■ **Objective**
Collect each line containing "none".

---------- Dataset records ----------

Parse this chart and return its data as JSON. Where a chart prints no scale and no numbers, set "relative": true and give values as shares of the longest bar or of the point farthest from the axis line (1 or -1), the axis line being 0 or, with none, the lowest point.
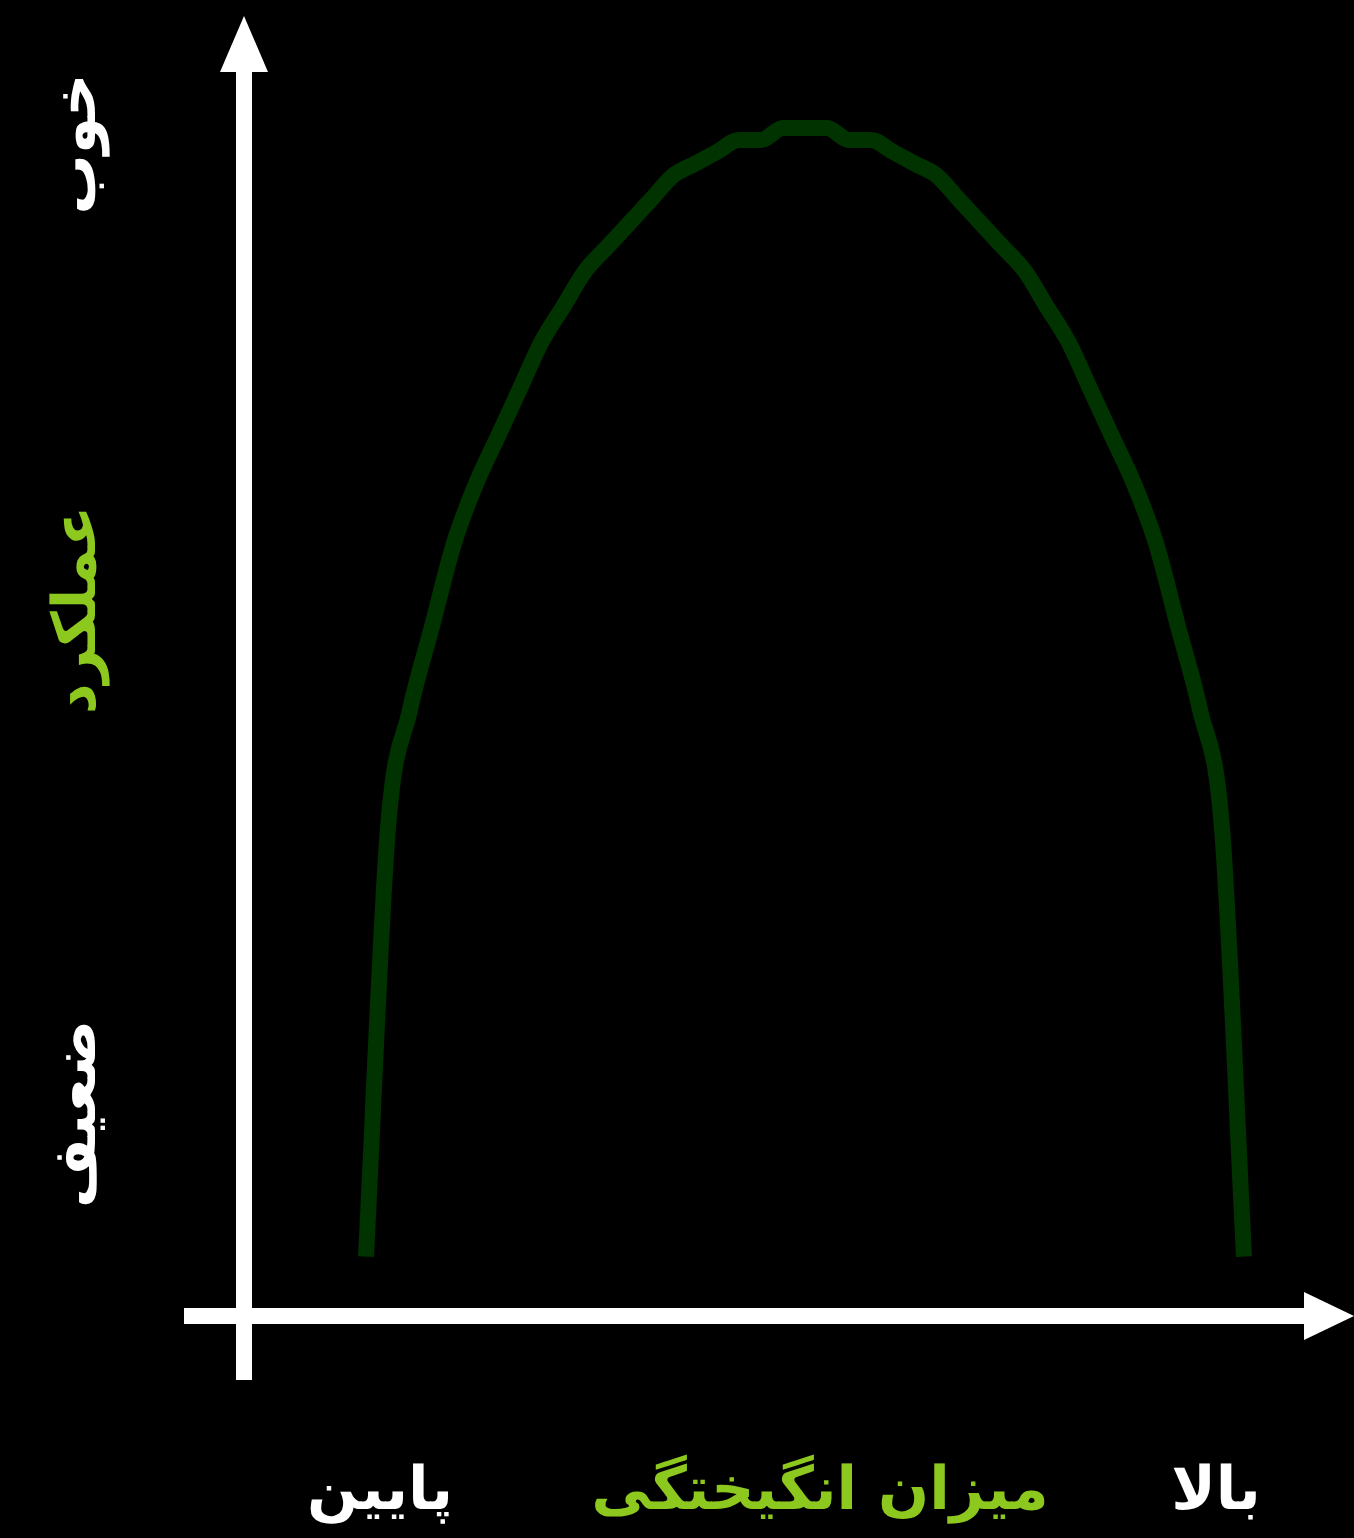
{
  "chart_data": {
    "type": "line",
    "relative": true,
    "xlabel": "میزان انگیختگی",
    "ylabel": "عملکرد",
    "annotations": [
      "پایین",
      "بالا",
      "ضعیف",
      "خوب"
    ],
    "categories": [
      null,
      null,
      null,
      null,
      null,
      null,
      null,
      null,
      null,
      null,
      null,
      null,
      null,
      null,
      null,
      null,
      null,
      null,
      null,
      null,
      null,
      null,
      null,
      null,
      null,
      null,
      null,
      null,
      null,
      null,
      null,
      null,
      null,
      null,
      null,
      null,
      null,
      null,
      null,
      null,
      null
    ],
    "series": [
      {
        "color": "#003300",
        "values": [
          0.05,
          0.41,
          0.51,
          0.58,
          0.65,
          0.7,
          0.74,
          0.78,
          0.82,
          0.85,
          0.88,
          0.9,
          0.92,
          0.94,
          0.96,
          0.97,
          0.98,
          0.99,
          0.99,
          1.0,
          1.0,
          1.0,
          0.99,
          0.99,
          0.98,
          0.97,
          0.96,
          0.94,
          0.92,
          0.9,
          0.88,
          0.85,
          0.82,
          0.78,
          0.74,
          0.7,
          0.65,
          0.58,
          0.51,
          0.41,
          0.05
        ]
      }
    ],
    "legend": false,
    "marker": "none",
    "line_style": "solid"
  }
}
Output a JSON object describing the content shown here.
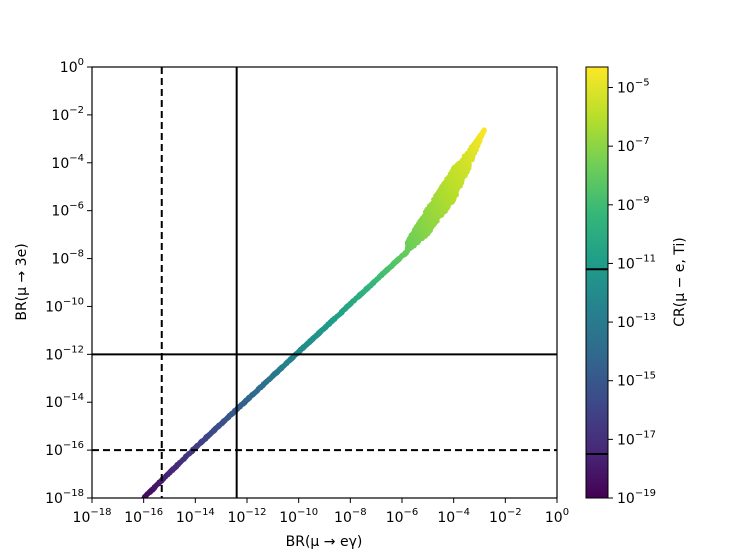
{
  "chart_data": {
    "type": "scatter",
    "title": "",
    "xlabel": "BR(μ → eγ)",
    "ylabel": "BR(μ → 3e)",
    "xscale": "log",
    "yscale": "log",
    "xlim": [
      "1e-18",
      "1e0"
    ],
    "ylim": [
      "1e-18",
      "1e0"
    ],
    "x_tick_labels": [
      "10^-18",
      "10^-16",
      "10^-14",
      "10^-12",
      "10^-10",
      "10^-8",
      "10^-6",
      "10^-4",
      "10^-2",
      "10^0"
    ],
    "y_tick_labels": [
      "10^-18",
      "10^-16",
      "10^-14",
      "10^-12",
      "10^-10",
      "10^-8",
      "10^-6",
      "10^-4",
      "10^-2",
      "10^0"
    ],
    "grid": false,
    "colorbar": {
      "label": "CR(μ − e, Ti)",
      "scale": "log",
      "colormap": "viridis",
      "range_log10": [
        -19,
        -4.3
      ],
      "tick_labels": [
        "10^-19",
        "10^-17",
        "10^-15",
        "10^-13",
        "10^-11",
        "10^-9",
        "10^-7",
        "10^-5"
      ],
      "marker_lines_log10": [
        -17.5,
        -11.2
      ]
    },
    "reference_lines": {
      "vertical_solid_log10_x": -12.4,
      "vertical_dashed_log10_x": -15.3,
      "horizontal_solid_log10_y": -12,
      "horizontal_dashed_log10_y": -16
    },
    "scatter_band": {
      "description_points_log10": [
        {
          "x": -16.0,
          "y": -18.0,
          "c": -18.7
        },
        {
          "x": -14.0,
          "y": -15.9,
          "c": -16.4
        },
        {
          "x": -12.0,
          "y": -13.9,
          "c": -14.3
        },
        {
          "x": -10.0,
          "y": -11.9,
          "c": -12.1
        },
        {
          "x": -8.0,
          "y": -9.9,
          "c": -10.2
        },
        {
          "x": -6.0,
          "y": -7.9,
          "c": -8.0
        },
        {
          "x": -5.0,
          "y": -7.0,
          "c": -7.0
        },
        {
          "x": -4.0,
          "y": -5.6,
          "c": -6.0
        },
        {
          "x": -3.4,
          "y": -4.2,
          "c": -5.3
        },
        {
          "x": -2.8,
          "y": -2.6,
          "c": -4.4
        }
      ],
      "upper_branch_points_log10": [
        {
          "x": -5.8,
          "y": -7.3
        },
        {
          "x": -5.2,
          "y": -6.2
        },
        {
          "x": -4.5,
          "y": -5.0
        },
        {
          "x": -4.0,
          "y": -4.2
        },
        {
          "x": -3.5,
          "y": -3.6
        },
        {
          "x": -2.8,
          "y": -2.6
        }
      ]
    },
    "colors": {
      "lines": "#000000",
      "viridis": [
        "#440154",
        "#482878",
        "#3e4989",
        "#31688e",
        "#26828e",
        "#1f9e89",
        "#35b779",
        "#6ece58",
        "#b5de2b",
        "#fde725"
      ]
    }
  }
}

----------

■ **Answer to this exercise**
Parse this chart and return its data as JSON. Where a chart prints no scale and no numbers, set "relative": true and give values as shares of the longest bar or of the point farthest from the axis line (1 or -1), the axis line being 0 or, with none, the lowest point.
    "marker": "none",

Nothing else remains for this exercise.